[Excerpts from a figure dataset]
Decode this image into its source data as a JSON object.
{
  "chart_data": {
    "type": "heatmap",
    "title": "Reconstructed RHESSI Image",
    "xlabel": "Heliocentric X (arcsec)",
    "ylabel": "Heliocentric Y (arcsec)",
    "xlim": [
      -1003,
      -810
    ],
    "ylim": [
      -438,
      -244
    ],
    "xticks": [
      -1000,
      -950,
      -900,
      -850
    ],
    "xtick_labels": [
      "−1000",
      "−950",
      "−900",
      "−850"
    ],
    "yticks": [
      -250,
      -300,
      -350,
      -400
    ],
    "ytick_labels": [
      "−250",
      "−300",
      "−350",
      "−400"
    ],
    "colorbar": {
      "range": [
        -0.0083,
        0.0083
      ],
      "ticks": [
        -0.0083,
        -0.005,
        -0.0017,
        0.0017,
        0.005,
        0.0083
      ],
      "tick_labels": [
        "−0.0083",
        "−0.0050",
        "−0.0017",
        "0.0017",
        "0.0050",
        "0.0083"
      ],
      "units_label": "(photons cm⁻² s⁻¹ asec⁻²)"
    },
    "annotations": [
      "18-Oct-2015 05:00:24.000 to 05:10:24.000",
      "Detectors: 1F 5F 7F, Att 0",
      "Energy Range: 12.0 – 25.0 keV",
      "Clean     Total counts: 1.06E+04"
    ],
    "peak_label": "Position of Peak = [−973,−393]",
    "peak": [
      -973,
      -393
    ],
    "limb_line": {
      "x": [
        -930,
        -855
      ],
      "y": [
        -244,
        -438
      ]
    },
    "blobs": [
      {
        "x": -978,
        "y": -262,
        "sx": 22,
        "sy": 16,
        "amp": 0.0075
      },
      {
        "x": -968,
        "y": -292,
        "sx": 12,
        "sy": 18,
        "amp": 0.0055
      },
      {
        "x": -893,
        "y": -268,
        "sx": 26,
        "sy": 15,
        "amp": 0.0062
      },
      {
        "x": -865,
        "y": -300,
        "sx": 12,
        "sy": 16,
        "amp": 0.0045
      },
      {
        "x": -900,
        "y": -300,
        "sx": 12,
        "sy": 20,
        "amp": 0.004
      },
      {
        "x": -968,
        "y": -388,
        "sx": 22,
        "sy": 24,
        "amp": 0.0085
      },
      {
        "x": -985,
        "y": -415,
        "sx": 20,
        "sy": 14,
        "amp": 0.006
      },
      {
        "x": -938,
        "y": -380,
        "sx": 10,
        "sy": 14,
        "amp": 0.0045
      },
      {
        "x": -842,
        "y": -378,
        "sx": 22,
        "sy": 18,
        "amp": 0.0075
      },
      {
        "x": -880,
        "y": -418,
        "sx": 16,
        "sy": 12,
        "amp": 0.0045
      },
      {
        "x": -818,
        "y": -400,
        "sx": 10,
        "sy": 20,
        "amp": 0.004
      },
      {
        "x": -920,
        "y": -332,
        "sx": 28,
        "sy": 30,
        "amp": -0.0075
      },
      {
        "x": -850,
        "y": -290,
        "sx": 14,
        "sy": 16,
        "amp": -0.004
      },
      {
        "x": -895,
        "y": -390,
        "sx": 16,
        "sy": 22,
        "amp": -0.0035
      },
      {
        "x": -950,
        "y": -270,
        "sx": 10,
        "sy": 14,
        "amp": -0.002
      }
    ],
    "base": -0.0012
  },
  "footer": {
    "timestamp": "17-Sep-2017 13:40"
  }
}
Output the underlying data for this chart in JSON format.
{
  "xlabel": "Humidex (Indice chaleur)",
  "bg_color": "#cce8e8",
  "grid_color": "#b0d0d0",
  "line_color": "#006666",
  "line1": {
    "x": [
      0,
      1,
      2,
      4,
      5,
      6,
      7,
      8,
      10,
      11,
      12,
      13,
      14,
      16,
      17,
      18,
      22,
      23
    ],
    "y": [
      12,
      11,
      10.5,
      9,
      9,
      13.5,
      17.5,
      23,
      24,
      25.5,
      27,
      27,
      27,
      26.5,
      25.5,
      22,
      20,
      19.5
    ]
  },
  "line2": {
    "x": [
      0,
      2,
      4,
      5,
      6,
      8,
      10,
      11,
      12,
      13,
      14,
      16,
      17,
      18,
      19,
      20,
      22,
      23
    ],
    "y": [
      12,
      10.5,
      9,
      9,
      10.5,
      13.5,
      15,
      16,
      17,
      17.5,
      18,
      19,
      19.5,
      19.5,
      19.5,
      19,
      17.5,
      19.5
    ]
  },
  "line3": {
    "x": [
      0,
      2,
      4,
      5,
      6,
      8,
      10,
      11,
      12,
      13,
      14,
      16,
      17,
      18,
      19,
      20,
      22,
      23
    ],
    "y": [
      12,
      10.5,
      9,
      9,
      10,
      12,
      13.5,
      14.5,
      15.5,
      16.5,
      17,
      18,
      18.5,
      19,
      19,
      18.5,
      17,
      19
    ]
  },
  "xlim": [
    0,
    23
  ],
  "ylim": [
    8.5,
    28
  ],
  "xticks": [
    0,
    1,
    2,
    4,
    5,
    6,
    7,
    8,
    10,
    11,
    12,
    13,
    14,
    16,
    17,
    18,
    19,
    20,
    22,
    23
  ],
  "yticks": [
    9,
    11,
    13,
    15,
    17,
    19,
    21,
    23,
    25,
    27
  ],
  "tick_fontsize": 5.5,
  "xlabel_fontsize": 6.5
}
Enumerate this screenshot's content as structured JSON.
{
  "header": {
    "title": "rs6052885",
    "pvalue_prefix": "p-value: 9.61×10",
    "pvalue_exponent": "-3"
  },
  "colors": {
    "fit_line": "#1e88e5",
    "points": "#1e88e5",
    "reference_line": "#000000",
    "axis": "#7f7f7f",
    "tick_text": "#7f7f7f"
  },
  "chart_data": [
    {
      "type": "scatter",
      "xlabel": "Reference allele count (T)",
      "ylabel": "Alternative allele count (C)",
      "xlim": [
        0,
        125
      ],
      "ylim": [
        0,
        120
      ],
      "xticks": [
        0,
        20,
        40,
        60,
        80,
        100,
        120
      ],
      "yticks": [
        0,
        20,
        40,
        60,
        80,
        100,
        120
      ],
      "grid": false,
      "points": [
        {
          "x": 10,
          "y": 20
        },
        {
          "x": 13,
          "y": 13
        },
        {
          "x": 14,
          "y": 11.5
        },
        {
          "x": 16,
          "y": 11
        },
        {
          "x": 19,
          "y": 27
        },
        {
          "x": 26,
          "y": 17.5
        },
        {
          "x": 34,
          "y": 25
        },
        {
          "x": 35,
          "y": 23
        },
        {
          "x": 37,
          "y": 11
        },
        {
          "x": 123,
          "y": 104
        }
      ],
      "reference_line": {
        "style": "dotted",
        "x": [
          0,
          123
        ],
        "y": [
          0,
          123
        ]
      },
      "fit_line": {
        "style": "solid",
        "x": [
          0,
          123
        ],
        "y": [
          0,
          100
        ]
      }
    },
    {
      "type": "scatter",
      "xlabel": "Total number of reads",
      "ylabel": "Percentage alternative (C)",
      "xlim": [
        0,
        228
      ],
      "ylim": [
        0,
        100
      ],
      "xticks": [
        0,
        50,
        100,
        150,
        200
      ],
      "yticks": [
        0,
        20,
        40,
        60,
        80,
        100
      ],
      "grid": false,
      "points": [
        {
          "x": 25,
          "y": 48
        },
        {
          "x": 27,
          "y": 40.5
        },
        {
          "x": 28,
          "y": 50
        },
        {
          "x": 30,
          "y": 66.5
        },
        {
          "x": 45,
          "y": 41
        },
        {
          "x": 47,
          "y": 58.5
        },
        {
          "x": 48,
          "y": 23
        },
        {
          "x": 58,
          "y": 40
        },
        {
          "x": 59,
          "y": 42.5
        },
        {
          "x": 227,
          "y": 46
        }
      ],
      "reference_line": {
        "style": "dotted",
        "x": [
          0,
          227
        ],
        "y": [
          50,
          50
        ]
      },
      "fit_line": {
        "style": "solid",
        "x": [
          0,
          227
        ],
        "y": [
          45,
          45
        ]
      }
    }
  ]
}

### Problem statement
From the material above, copy each line that includes the word "ylabel".

### Result of the exercise
    "ylabel": "Heliocentric Y (arcsec)",
      "ylabel": "Alternative allele count (C)",
      "ylabel": "Percentage alternative (C)",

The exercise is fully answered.